[Items from a dataset]
****
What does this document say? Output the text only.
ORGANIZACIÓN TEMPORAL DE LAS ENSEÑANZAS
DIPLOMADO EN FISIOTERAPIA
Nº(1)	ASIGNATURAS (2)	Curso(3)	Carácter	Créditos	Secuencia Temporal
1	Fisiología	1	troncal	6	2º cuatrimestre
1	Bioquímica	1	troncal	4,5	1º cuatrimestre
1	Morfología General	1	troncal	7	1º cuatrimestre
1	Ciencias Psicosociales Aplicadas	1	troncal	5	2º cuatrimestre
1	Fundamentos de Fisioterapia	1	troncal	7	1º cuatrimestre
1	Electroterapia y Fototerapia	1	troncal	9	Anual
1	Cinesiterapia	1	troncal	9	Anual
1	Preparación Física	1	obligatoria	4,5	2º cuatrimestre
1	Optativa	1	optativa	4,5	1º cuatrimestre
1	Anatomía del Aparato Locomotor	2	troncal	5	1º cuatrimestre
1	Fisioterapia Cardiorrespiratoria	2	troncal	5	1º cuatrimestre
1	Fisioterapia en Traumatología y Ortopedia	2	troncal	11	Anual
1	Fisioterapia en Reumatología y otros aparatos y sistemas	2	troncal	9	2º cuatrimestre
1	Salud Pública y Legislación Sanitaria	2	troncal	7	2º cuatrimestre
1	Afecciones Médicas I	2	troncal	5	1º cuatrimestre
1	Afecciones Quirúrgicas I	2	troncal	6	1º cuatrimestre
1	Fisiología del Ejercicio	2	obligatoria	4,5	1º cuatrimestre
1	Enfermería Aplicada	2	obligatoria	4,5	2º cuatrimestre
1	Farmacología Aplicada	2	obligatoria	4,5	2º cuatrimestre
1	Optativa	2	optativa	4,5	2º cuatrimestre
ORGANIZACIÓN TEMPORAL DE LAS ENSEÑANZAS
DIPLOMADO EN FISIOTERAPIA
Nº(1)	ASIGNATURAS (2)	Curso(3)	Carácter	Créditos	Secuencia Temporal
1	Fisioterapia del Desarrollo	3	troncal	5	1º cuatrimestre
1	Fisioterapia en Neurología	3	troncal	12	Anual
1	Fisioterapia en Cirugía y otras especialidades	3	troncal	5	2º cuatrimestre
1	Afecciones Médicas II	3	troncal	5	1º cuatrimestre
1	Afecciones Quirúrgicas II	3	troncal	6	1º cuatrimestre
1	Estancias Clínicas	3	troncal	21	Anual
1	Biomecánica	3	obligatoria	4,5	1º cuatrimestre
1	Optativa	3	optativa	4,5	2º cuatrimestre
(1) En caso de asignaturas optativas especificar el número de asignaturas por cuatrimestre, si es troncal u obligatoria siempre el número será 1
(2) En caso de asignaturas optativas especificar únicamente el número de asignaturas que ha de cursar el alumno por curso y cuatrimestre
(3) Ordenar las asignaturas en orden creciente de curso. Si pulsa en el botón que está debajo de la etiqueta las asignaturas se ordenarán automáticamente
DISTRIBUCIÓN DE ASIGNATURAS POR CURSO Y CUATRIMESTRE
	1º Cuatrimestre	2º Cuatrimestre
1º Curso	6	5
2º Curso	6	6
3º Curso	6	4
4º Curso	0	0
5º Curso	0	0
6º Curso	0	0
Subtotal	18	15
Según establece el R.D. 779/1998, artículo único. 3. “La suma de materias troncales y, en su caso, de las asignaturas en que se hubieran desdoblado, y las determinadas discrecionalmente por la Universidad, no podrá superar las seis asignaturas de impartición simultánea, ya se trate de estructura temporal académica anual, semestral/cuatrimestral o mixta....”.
****
* _Task statement_
Write out every line of the listing that holds the word "Médicas".

* _Problem solution_
1	Afecciones Médicas I	2	troncal	5	1º cuatrimestre
1	Afecciones Médicas II	3	troncal	5	1º cuatrimestre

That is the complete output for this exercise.